* **TO DO**:
Copy each line of the entries that contains the word "count".

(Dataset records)
━━━━━━━━━━━━━━━━━━━━

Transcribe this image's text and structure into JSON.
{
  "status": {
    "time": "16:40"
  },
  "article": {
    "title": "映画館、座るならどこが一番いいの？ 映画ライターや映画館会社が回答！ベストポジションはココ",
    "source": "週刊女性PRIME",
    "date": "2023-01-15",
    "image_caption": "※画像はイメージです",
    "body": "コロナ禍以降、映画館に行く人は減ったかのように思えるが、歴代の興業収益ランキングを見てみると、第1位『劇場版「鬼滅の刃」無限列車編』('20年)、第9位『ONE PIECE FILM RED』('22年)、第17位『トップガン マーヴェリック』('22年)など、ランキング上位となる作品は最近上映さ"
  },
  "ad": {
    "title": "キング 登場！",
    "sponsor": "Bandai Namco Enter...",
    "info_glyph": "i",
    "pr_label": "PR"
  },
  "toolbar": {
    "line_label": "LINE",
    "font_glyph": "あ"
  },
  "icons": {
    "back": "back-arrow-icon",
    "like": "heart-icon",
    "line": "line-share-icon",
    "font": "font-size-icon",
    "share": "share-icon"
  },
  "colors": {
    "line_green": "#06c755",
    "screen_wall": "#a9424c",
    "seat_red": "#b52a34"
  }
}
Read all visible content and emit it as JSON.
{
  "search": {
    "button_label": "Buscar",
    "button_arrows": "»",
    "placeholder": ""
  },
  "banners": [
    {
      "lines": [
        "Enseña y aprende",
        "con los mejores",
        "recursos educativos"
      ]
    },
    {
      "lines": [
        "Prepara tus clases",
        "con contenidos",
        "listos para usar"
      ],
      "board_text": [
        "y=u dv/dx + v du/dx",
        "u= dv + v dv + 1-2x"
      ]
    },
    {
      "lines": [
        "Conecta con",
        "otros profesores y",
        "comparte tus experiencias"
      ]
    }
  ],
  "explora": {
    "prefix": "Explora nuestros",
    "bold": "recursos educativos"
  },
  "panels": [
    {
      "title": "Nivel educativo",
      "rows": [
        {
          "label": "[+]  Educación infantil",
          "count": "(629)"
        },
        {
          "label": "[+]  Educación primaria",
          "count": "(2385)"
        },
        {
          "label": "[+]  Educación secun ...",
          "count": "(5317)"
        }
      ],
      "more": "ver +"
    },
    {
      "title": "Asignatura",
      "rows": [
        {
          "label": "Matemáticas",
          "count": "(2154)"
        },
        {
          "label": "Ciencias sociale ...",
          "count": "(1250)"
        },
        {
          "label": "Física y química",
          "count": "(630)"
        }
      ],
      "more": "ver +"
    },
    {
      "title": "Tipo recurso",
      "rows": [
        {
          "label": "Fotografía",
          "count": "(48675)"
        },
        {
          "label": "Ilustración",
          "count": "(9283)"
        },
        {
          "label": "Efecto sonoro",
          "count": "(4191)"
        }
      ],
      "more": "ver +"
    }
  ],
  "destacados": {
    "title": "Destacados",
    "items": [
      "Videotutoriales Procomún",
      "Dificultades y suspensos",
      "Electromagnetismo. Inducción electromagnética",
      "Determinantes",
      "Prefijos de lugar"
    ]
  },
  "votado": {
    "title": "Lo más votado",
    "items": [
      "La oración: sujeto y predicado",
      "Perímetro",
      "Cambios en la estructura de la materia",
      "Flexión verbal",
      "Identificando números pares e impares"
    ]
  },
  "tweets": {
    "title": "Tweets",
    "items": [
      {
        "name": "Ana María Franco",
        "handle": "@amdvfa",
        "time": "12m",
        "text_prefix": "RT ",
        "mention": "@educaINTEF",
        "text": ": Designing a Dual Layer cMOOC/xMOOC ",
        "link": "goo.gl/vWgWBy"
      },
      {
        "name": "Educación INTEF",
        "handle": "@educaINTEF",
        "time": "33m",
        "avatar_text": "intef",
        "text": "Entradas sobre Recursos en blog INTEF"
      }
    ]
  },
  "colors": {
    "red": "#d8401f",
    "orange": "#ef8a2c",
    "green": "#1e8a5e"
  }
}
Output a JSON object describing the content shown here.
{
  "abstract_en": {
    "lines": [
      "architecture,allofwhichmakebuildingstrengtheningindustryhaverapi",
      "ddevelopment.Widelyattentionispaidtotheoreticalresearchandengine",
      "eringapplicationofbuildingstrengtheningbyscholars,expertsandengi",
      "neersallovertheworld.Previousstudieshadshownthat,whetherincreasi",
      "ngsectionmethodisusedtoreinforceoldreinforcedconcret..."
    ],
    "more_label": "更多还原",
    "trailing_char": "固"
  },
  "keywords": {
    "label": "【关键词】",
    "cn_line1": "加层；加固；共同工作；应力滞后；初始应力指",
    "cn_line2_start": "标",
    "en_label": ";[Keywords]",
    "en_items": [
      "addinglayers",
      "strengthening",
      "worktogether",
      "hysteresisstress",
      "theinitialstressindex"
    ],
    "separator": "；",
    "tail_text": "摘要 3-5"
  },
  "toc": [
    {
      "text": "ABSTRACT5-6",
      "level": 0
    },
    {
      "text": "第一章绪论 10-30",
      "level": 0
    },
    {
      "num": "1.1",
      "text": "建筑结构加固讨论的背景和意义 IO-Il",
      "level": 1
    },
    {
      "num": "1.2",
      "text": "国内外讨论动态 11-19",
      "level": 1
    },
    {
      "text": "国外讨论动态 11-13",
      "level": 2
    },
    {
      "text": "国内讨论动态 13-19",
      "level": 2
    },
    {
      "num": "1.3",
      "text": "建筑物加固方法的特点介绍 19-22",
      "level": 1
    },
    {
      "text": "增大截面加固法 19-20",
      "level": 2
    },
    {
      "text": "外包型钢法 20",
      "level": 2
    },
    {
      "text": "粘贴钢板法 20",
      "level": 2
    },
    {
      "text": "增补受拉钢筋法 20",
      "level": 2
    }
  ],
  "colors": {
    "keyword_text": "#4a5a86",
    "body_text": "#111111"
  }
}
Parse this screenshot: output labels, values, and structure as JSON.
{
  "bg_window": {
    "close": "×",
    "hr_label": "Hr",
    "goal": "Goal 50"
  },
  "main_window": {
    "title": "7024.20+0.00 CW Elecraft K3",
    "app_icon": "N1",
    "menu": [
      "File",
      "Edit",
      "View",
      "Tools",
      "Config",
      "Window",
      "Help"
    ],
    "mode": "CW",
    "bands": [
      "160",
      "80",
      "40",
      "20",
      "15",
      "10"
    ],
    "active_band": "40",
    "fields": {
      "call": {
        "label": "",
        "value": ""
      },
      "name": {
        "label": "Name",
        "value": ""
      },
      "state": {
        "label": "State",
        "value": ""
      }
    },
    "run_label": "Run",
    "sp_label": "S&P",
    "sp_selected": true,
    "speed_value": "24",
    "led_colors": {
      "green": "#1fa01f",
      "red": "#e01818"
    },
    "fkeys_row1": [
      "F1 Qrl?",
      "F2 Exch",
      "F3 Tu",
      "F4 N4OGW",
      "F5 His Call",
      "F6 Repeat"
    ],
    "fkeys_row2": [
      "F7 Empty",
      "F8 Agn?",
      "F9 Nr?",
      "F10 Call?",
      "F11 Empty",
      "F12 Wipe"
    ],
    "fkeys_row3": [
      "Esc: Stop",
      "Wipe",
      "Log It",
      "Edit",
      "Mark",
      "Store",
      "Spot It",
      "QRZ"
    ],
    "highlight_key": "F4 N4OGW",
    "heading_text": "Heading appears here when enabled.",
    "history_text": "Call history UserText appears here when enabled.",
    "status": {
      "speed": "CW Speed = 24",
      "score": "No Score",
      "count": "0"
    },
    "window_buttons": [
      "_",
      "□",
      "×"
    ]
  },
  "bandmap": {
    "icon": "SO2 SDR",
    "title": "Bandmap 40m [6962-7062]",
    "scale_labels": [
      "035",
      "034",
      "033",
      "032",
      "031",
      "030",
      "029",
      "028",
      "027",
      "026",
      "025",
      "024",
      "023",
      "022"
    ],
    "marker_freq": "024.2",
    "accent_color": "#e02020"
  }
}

━━━━━━━━━━━━━━━━━━━━

* **TASK OUTPUT**:
          "count": "(629)"
          "count": "(2385)"
          "count": "(5317)"
          "count": "(2154)"
          "count": "(1250)"
          "count": "(630)"
          "count": "(48675)"
          "count": "(9283)"
          "count": "(4191)"
      "count": "0"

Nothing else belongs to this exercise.